**EXERCISE DETAILS:** Among the entries below, find how many lines carry the word "every" and state only that figure.

(Items from a data source)
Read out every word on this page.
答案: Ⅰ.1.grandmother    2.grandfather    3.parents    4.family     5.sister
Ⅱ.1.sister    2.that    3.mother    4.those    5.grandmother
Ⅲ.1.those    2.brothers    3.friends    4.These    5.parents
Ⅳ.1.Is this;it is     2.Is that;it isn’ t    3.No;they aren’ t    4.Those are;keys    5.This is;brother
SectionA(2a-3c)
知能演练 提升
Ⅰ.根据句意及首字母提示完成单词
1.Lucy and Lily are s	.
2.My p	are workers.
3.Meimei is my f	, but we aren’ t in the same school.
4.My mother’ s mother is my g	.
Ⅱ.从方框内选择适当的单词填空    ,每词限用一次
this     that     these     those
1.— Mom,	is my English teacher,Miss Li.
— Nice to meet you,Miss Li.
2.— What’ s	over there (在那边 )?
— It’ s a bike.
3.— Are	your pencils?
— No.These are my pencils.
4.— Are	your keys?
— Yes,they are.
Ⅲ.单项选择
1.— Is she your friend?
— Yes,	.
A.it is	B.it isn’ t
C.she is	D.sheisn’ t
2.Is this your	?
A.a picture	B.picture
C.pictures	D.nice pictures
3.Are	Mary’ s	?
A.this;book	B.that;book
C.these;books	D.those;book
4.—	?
--
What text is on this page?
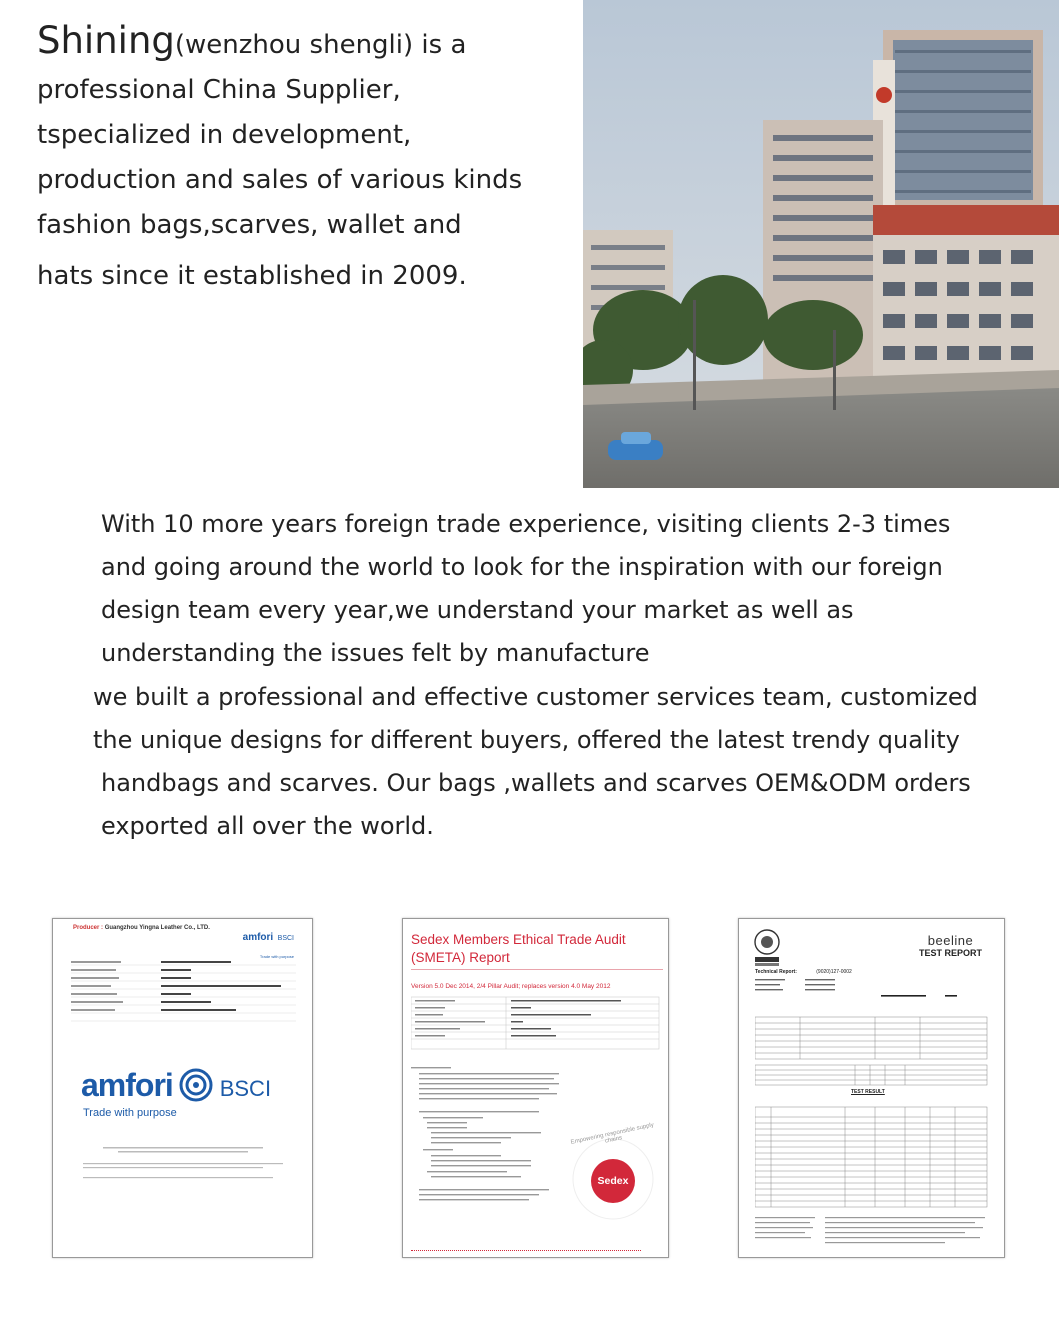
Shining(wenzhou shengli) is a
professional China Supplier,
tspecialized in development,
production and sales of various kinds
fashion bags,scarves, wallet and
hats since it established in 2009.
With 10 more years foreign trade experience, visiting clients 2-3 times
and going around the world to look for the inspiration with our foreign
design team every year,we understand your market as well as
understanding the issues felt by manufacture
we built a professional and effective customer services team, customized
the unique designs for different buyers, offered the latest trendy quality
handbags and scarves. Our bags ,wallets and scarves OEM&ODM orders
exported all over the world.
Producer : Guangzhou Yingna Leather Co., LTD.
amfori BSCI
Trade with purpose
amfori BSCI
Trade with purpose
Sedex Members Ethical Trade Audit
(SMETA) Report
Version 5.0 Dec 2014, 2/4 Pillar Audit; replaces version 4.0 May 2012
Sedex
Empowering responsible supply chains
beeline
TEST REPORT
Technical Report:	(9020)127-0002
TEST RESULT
---
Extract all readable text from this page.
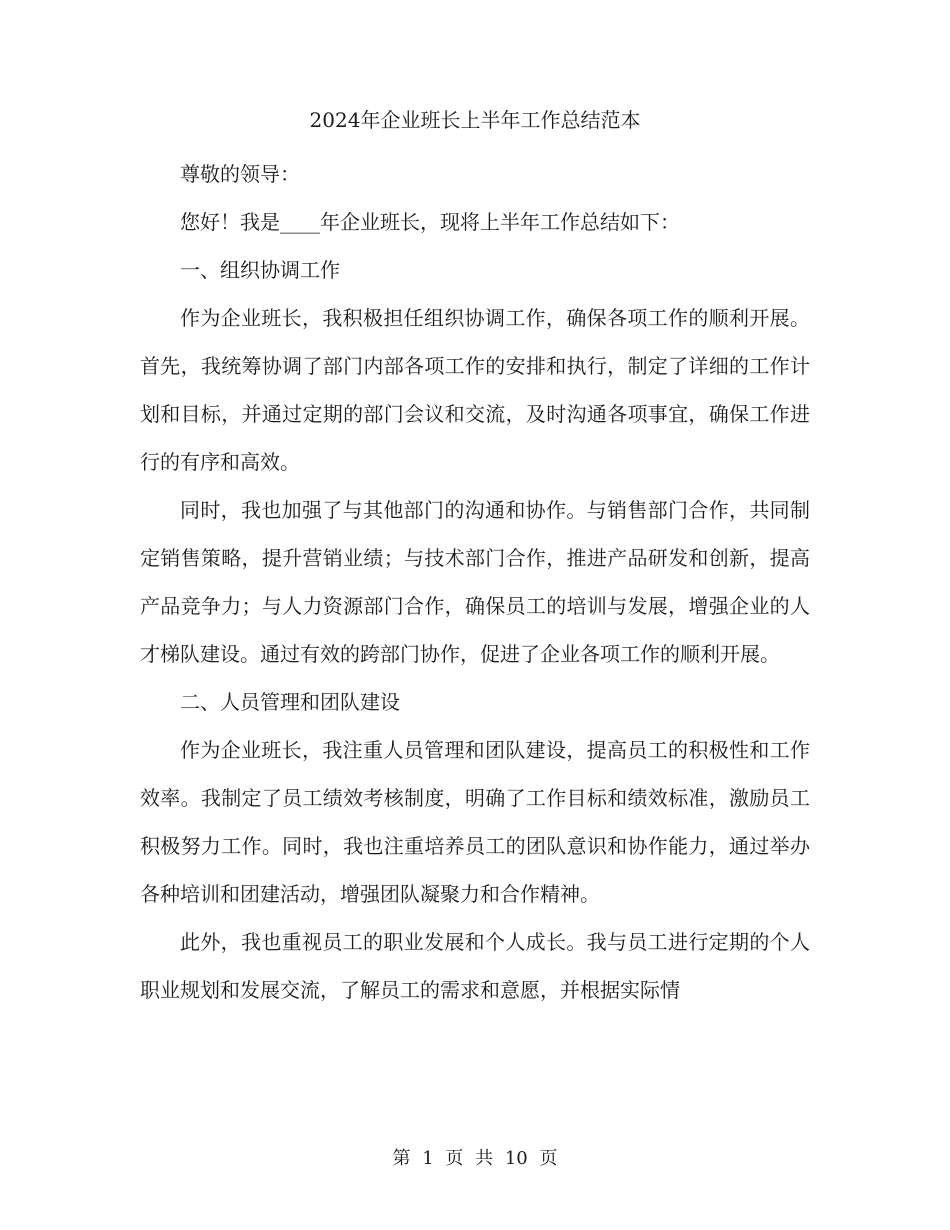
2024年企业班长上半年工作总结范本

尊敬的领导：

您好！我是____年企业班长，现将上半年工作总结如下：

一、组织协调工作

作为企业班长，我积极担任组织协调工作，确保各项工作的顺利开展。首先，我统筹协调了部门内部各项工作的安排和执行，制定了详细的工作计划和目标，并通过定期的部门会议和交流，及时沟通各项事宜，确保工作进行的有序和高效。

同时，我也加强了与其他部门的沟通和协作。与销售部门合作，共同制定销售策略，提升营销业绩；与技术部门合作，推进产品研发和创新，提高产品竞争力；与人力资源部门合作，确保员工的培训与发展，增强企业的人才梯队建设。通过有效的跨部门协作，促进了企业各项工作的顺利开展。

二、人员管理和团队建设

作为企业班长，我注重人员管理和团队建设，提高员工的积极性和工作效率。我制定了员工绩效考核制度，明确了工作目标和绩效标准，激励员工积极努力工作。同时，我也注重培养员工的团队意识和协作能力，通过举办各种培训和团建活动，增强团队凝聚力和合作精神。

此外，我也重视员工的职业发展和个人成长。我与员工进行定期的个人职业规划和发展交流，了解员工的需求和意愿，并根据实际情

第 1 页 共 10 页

**CORRECT RESULT:** 2